Aim of the exercise:
Pick out every line of the entries below where "name" occurs, and copy those lines.

>> Begin Data supplied

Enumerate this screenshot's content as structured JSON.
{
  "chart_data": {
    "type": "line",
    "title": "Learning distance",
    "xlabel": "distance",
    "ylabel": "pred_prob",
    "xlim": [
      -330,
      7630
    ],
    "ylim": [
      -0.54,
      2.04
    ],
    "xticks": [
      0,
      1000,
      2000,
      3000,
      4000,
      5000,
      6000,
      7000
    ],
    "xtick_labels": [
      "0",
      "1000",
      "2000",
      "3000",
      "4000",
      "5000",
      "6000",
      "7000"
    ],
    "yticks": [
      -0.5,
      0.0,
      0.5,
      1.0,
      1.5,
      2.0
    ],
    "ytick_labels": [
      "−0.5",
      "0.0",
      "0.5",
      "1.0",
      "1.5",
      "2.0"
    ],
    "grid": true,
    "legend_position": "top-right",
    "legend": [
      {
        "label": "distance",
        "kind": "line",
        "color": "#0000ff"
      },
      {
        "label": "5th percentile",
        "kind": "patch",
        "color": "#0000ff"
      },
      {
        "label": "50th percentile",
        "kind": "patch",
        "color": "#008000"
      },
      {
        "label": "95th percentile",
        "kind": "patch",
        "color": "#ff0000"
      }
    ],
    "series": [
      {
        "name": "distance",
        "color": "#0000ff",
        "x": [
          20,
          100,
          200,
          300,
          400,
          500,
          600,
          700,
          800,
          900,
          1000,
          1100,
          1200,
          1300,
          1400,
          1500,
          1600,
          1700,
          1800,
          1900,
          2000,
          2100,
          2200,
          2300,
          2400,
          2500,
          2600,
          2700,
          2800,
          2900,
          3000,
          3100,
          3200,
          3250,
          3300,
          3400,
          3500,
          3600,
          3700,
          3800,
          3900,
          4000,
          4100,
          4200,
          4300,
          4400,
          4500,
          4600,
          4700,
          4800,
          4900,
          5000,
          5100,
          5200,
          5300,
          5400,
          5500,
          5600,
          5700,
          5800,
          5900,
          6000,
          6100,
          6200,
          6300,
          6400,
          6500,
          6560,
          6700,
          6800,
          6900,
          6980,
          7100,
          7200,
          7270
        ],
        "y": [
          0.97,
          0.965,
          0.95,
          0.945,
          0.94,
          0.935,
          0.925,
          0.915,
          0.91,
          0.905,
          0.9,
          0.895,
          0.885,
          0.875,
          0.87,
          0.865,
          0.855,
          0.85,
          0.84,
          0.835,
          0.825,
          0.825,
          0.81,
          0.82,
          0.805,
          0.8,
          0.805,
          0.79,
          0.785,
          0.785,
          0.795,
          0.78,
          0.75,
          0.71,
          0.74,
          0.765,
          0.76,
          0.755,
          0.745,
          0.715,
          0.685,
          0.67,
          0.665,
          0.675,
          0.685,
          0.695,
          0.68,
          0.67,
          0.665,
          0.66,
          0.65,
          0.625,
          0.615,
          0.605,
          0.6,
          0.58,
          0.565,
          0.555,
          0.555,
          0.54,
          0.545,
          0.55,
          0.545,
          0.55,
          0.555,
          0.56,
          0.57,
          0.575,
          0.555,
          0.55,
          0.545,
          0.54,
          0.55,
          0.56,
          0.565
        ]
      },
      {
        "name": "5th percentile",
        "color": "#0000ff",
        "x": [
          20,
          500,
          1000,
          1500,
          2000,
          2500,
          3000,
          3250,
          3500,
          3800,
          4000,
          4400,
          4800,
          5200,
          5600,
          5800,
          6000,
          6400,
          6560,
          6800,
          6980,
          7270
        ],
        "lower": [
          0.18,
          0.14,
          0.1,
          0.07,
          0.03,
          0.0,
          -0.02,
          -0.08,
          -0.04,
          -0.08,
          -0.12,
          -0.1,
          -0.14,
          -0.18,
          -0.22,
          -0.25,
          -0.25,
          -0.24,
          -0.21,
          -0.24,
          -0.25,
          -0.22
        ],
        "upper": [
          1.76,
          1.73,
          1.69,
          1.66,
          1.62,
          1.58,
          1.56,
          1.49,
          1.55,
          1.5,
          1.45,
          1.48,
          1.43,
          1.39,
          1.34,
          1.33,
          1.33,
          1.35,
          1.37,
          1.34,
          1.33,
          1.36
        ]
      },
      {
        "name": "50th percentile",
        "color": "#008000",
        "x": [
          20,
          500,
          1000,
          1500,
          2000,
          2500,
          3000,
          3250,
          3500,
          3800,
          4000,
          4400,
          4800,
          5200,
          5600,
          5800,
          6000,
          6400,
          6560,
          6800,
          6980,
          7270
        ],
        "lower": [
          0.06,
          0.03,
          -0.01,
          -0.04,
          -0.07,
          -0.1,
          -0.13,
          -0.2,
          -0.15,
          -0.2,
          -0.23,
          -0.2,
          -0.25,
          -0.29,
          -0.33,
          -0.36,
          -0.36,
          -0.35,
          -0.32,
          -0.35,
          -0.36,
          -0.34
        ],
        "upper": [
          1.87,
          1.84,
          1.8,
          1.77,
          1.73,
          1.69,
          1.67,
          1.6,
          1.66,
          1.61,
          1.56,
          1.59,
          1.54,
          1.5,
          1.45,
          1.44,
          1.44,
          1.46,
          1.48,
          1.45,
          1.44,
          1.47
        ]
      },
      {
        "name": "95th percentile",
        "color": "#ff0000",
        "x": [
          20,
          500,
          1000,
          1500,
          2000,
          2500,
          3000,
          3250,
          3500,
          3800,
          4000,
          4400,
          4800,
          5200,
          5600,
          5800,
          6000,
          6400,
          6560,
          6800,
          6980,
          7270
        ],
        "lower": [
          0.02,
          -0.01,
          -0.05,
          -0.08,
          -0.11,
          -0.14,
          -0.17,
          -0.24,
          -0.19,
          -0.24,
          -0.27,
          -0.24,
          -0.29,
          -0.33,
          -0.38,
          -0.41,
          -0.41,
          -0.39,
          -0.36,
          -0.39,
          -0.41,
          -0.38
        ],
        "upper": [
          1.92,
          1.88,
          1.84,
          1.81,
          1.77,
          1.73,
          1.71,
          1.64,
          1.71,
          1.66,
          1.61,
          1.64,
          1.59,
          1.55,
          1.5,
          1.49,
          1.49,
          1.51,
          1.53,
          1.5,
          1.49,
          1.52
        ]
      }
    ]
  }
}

>> End Data supplied

Answer to this exercise:
        "name": "distance",
        "name": "5th percentile",
        "name": "50th percentile",
        "name": "95th percentile",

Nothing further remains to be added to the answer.